What is required -
Lines containing "System" are to be counted. Report the count alone.

○ ○ ○

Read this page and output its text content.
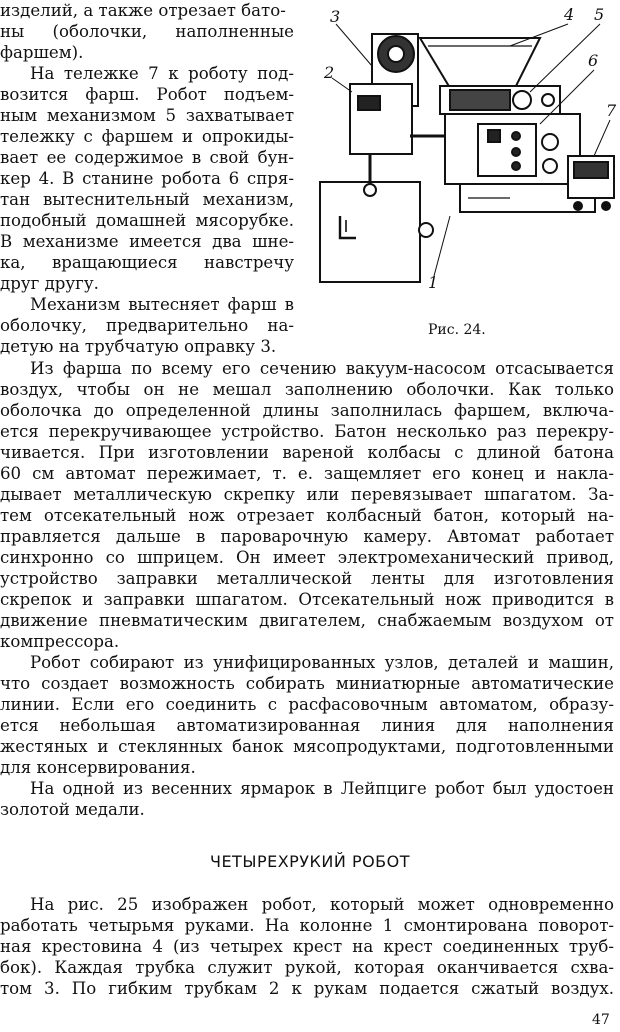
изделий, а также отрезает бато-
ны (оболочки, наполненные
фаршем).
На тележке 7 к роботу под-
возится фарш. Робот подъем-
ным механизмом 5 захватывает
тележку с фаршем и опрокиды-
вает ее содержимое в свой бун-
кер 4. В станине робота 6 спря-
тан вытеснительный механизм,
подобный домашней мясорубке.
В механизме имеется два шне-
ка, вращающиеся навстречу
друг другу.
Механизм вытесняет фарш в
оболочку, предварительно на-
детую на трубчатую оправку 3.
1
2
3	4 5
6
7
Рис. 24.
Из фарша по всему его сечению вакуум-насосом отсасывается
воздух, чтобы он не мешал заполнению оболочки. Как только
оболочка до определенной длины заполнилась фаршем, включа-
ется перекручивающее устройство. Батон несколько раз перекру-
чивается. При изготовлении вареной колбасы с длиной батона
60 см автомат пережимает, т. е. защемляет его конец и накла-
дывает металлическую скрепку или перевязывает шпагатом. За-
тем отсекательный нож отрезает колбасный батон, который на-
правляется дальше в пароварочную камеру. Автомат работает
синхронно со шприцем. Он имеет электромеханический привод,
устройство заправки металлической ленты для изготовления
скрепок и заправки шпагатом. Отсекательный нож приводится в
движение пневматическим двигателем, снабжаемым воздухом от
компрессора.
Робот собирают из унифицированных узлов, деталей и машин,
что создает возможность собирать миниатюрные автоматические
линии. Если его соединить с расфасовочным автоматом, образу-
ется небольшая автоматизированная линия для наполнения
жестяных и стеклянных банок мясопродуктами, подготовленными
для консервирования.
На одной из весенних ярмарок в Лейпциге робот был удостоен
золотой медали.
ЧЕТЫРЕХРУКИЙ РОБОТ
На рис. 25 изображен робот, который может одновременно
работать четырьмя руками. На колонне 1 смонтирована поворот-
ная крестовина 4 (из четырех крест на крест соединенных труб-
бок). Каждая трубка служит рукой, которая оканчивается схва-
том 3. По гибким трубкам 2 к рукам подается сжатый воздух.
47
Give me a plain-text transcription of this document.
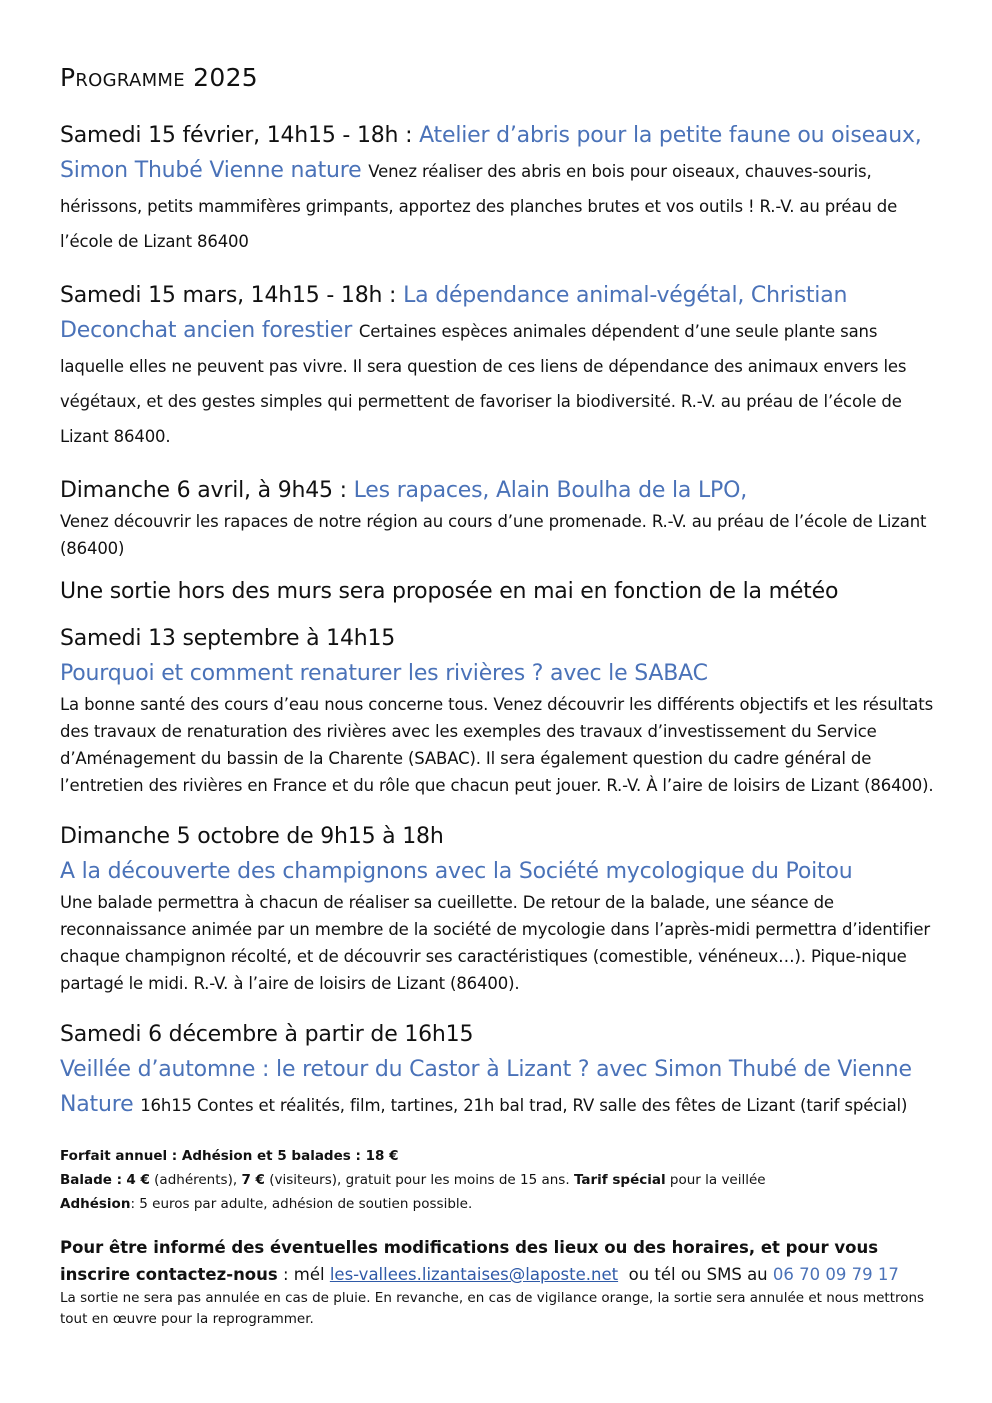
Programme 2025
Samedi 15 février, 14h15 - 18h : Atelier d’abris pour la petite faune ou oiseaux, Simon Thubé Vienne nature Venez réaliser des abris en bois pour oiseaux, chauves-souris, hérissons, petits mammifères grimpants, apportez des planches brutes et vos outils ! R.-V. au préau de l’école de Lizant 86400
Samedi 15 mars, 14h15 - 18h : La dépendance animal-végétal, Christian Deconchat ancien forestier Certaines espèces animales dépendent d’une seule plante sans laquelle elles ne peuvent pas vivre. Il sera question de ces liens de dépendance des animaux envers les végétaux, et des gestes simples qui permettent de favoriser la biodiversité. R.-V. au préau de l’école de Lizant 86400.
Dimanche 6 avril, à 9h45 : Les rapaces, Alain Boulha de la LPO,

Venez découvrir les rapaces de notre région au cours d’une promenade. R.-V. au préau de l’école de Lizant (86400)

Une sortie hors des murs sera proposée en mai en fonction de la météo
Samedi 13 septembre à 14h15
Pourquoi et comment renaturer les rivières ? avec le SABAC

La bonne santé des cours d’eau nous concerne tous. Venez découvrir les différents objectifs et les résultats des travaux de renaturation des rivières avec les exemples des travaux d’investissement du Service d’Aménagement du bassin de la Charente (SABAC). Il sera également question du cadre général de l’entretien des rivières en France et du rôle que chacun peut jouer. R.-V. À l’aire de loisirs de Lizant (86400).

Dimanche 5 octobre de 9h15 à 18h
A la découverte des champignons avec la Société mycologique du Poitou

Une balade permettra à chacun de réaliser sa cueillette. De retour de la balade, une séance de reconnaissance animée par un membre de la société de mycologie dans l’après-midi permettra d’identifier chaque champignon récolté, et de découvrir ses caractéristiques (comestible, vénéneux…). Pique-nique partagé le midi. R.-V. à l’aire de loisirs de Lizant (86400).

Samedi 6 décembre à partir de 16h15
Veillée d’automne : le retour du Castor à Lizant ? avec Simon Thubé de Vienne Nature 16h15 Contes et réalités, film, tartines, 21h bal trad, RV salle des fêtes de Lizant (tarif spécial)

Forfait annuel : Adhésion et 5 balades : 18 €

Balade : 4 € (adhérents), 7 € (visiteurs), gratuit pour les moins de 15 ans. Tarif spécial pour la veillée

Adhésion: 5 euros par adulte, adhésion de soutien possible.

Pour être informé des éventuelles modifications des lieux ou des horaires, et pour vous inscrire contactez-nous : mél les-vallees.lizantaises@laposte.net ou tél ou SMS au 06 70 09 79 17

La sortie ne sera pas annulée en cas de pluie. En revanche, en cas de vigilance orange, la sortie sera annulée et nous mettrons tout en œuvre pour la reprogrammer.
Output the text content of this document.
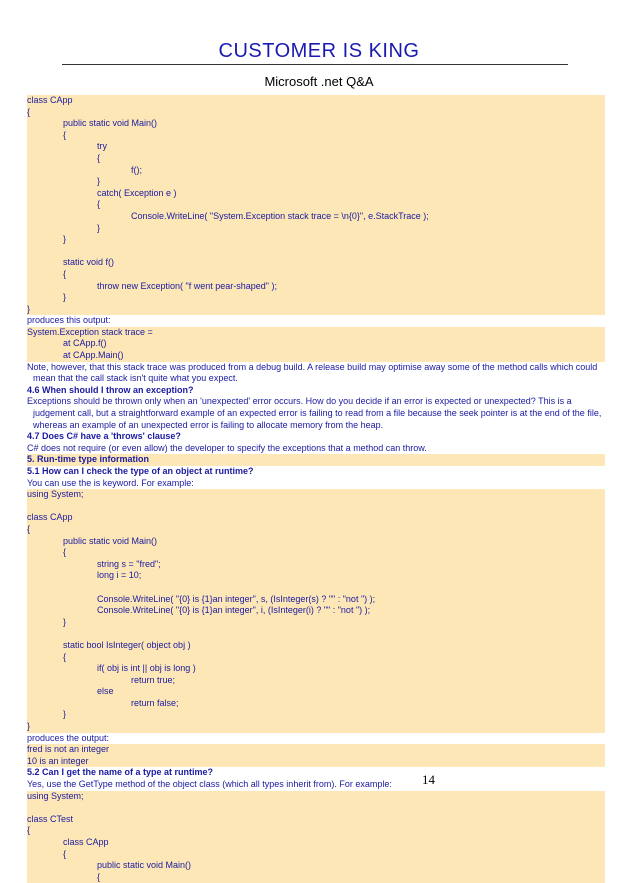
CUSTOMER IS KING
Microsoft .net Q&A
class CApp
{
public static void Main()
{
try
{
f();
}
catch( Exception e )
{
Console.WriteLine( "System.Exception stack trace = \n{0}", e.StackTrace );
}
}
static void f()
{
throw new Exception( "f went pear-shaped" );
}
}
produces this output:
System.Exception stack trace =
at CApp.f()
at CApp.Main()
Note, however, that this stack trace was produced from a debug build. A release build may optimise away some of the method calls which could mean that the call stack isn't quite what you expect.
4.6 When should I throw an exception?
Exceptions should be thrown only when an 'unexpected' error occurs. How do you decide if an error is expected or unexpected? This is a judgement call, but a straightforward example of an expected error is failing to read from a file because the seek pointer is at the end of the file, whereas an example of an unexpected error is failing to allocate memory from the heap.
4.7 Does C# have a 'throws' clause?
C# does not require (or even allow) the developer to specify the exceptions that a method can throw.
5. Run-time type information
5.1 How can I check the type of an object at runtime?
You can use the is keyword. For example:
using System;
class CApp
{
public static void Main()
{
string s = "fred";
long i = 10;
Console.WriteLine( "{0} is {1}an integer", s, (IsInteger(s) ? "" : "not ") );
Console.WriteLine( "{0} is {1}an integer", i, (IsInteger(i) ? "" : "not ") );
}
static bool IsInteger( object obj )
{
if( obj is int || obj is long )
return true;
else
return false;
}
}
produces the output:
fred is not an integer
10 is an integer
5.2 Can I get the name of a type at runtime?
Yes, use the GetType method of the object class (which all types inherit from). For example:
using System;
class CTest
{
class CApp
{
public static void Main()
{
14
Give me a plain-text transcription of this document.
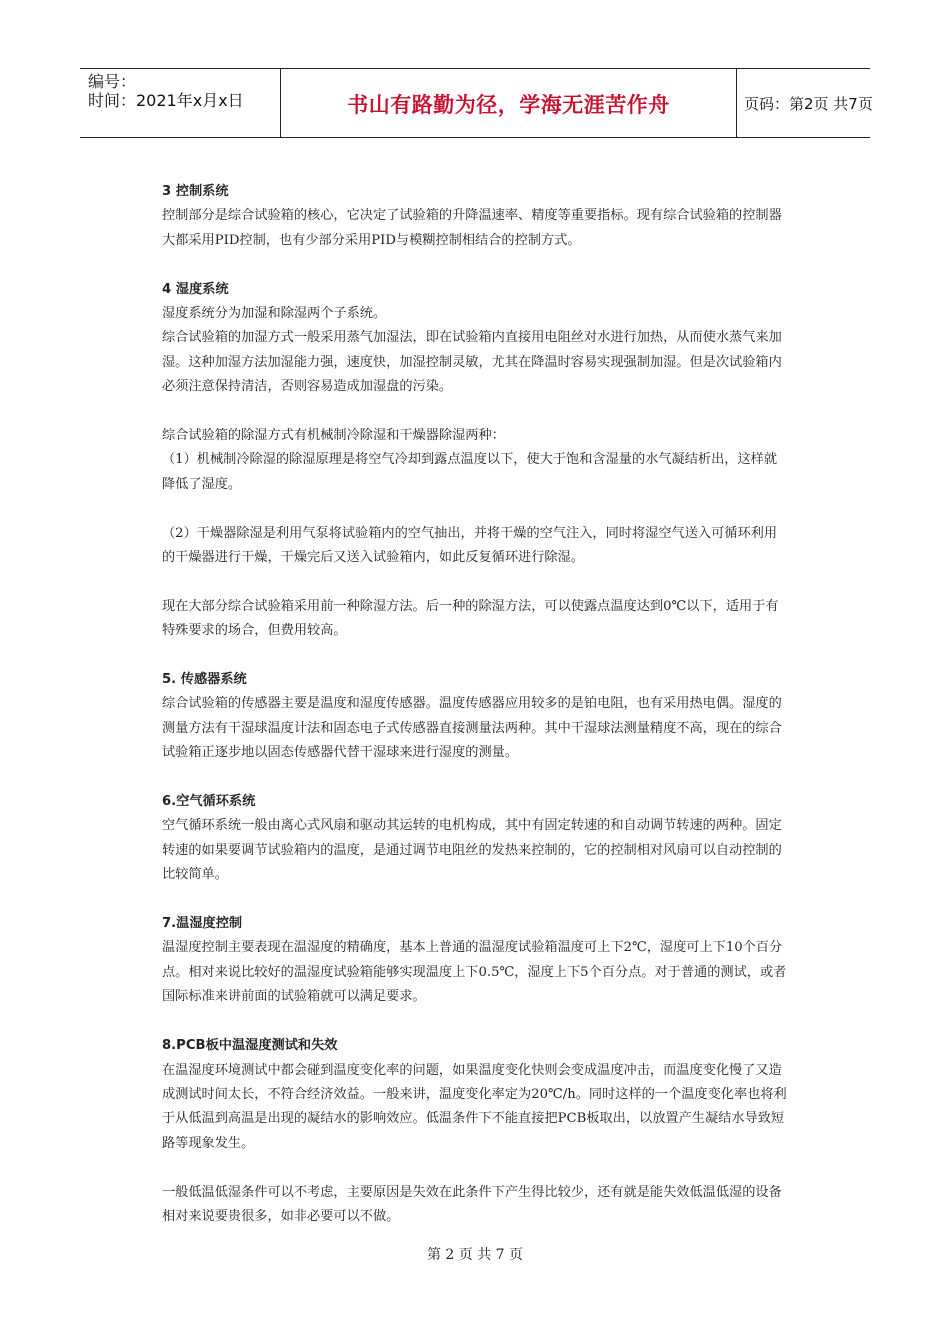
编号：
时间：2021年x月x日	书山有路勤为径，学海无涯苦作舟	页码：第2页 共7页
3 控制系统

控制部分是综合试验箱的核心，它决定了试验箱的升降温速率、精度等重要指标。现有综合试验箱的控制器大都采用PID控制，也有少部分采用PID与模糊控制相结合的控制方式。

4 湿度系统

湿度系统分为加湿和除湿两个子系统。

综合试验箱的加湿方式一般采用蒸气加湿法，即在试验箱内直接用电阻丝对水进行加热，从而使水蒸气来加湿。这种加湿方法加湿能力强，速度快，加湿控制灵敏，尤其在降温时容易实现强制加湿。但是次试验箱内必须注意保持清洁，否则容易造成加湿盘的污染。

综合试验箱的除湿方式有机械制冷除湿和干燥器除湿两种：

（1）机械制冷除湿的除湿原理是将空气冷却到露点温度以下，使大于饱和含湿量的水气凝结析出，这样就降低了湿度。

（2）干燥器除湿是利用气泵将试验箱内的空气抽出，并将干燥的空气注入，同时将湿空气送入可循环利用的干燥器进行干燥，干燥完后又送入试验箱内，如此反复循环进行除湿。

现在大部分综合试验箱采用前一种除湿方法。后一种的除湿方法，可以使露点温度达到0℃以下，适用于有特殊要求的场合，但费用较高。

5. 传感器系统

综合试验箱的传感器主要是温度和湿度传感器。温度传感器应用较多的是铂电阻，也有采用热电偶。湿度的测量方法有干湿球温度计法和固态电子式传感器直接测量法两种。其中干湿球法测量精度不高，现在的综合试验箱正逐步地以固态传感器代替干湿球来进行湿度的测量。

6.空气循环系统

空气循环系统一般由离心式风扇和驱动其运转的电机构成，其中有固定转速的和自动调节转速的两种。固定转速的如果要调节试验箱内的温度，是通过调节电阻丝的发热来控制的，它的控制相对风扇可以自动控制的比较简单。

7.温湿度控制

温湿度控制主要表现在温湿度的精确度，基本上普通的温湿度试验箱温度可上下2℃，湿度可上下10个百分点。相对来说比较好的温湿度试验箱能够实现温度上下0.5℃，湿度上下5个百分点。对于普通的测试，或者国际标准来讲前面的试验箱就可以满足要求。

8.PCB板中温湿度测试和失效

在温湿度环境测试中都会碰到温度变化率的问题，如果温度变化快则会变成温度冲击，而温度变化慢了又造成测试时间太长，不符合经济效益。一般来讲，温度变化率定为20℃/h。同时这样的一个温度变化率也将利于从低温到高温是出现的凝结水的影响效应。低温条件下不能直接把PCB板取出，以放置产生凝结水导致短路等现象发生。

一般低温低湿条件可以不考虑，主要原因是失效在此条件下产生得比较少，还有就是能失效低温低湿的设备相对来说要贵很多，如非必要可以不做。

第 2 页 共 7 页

○ ○ ○

Result of the exercise -
4